EXCERPTED TEXT →
■ ■ ■ ■ ■ ■ ■
Member of Parliament, Rajya Sabha
- In office 16 February 2006 – 15 February 2012

= Shyam Benegal =

Indian director and screenwriter (1934–2024)

Shyam Benegal (14 December 1934 – 23 December 2024) was an Indian film director, screenwriter and documentary filmmaker. Often regarded as a pioneer of parallel cinema, he is considered as one of the greatest filmmakers post 1970s. He has received several accolades, including eighteen National Film Awards, a Filmfare Award and a Nandi Award. In 2005, he was honoured with the Dadasaheb Phalke Award, India's highest award in the field of cinema. In 1976, he was honoured by the Government of India with the Padma Shri, the fourth-highest civilian honour of the country, and in 1991, he was awarded the Padma Bhushan, the third-highest civilian honour for his contributions in the field of arts. He died on 23 December 2024, aged 90, at Wockhardt Hospital in Mumbai, where he was receiving treatment for chronic kidney disease.
■ ■ ■ ■ ■ ■ ■
ASSIGNMENT 1 → Copy the part of the Shyam Benegal text above that opens with the words containing "Indian director and" and closes with "chronic kidney disease.".
ASSIGNMENT 2 → Proceed with the text on Shyam Benegal above, continuing it from its final sentence.
■ ■ ■ ■ ■ ■ ■
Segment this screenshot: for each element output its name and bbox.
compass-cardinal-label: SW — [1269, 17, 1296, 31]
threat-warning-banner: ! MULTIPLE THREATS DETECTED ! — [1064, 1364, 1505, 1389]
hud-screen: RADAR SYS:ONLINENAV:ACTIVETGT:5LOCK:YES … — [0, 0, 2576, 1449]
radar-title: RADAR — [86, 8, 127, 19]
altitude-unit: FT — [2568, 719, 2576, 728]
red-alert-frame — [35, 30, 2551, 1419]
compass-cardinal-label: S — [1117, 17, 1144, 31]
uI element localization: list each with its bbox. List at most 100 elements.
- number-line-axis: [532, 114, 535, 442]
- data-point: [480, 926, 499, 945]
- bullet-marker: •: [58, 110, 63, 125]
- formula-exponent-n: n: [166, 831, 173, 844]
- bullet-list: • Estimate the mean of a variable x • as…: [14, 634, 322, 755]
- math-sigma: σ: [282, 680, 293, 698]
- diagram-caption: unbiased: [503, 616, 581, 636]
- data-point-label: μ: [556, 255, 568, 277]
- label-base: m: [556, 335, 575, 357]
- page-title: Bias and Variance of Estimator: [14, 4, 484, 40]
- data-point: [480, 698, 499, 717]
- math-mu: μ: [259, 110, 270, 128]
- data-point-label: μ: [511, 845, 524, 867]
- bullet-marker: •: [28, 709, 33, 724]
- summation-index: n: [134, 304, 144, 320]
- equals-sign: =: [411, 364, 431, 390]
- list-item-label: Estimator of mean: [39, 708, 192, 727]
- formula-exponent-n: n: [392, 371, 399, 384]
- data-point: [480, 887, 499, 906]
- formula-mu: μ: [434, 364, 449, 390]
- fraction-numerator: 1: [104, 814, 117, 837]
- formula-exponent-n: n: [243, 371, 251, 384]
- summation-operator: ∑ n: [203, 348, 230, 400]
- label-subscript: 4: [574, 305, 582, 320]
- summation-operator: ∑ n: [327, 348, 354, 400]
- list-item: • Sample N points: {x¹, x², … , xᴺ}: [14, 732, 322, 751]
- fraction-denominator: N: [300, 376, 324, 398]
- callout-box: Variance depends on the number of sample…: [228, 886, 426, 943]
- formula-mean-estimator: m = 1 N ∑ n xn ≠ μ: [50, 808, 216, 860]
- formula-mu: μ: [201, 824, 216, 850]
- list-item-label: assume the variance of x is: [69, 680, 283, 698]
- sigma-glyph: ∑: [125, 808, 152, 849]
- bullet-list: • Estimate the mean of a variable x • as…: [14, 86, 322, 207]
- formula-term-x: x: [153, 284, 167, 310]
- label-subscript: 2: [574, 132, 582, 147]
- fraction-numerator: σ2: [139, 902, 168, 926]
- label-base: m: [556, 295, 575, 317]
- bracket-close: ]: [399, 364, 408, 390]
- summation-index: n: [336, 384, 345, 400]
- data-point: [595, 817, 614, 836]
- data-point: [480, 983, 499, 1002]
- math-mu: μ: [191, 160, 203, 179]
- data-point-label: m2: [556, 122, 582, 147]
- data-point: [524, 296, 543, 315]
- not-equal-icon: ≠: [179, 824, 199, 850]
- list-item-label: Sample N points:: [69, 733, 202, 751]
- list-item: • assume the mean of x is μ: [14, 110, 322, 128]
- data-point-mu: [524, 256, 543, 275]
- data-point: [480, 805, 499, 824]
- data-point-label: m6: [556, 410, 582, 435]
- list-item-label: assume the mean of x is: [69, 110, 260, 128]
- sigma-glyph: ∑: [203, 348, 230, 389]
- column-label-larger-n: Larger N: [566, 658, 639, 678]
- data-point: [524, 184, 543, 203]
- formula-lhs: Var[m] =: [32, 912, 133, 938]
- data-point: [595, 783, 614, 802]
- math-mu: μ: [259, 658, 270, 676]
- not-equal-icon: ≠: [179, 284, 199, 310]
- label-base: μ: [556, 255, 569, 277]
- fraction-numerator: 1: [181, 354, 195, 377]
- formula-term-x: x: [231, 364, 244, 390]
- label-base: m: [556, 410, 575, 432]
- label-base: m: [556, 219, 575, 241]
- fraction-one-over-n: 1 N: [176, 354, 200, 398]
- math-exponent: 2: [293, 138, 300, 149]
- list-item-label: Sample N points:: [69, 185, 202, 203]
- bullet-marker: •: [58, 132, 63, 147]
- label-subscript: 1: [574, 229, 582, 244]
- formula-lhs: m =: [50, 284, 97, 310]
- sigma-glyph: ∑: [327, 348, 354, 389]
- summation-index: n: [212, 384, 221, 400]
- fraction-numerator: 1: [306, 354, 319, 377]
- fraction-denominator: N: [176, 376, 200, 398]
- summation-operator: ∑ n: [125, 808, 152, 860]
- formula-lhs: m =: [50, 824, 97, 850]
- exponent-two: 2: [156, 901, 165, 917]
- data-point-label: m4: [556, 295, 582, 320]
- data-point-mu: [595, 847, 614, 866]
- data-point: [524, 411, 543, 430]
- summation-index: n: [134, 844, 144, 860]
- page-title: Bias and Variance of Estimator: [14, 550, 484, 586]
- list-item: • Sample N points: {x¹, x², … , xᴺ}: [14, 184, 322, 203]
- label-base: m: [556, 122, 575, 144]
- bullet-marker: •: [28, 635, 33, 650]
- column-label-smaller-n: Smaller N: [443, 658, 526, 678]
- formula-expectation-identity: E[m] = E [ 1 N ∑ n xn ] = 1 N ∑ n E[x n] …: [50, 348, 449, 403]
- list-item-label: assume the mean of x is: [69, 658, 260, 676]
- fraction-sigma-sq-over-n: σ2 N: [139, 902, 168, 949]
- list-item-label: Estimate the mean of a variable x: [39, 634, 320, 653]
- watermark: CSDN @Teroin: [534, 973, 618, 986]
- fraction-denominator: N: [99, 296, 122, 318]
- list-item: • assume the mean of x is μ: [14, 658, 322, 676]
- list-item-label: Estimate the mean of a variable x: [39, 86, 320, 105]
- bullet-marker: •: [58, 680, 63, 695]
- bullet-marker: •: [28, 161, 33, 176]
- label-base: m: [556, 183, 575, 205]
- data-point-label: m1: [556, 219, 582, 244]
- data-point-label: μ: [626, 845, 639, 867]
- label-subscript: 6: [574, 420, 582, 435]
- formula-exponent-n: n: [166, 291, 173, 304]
■ ■ ■ ■ ■ ■ ■
ANSWER AREA 1 →
Indian director and screenwriter (1934–2024)

Shyam Benegal (14 December 1934 – 23 December 2024) was an Indian film director, screenwriter and documentary filmmaker. Often regarded as a pioneer of parallel cinema, he is considered as one of the greatest filmmakers post 1970s. He has received several accolades, including eighteen National Film Awards, a Filmfare Award and a Nandi Award. In 2005, he was honoured with the Dadasaheb Phalke Award, India's highest award in the field of cinema. In 1976, he was honoured by the Government of India with the Padma Shri, the fourth-highest civilian honour of the country, and in 1991, he was awarded the Padma Bhushan, the third-highest civilian honour for his contributions in the field of arts. He died on 23 December 2024, aged 90, at Wockhardt Hospital in Mumbai, where he was receiving treatment for chronic kidney disease.

ANSWER AREA 2 →
Benegal was born in Hyderabad to Sridhar B. Benegal, who was prominent in the field of photography. Starting his career as a copywriter, he made his first Documentary film in Gujarati, Gher Betha Ganga (Ganges at the Doorstep) in 1962. Benegal's first four feature films – Ankur (1973), Nishant (1975), Manthan (1976) and Bhumika (1977) – made him a pioneer of the new wave film movement of that period. Benegal's "Muslim Women Trilogy" films Mammo (1994), Sardari Begum (1996), and Zubeidaa (2001) all won National Film Awards for Best Feature Film in Hindi. Benegal has won the National Film Award for Best Feature Film in Hindi seven times. He was awarded the V. Shantaram Lifetime Achievement Award in 2018.

==Early life and education==
Shyam Benegal was born on 14 December 1934 in a Konkani-speaking Hindu family in Hyderabad, as Shyam Sunder Benegal. His father hailed from Karnataka. In an interview, he has described his father as agnostic, and was himself non-religious even though he would respect faith. When he was twelve years old, he made his first film, on a camera given to him by his photographer father Sridhar B. Benegal. He received an M.A. in Economics from Osmania University, Hyderabad. There he established the Hyderabad Film Society.

Film director and actor Guru Dutt's maternal grandmother and Shyam's paternal grandmother were sisters, thus making Dutt and Shyam second cousins.

Shyam Benegal married Nira Benegal. They have a daughter, Pia Benegal, a costume designer.

Shyam's brother, Som, died in 2014, and his nephews, Dev and Rahul, have also pursued careers in filmmaking.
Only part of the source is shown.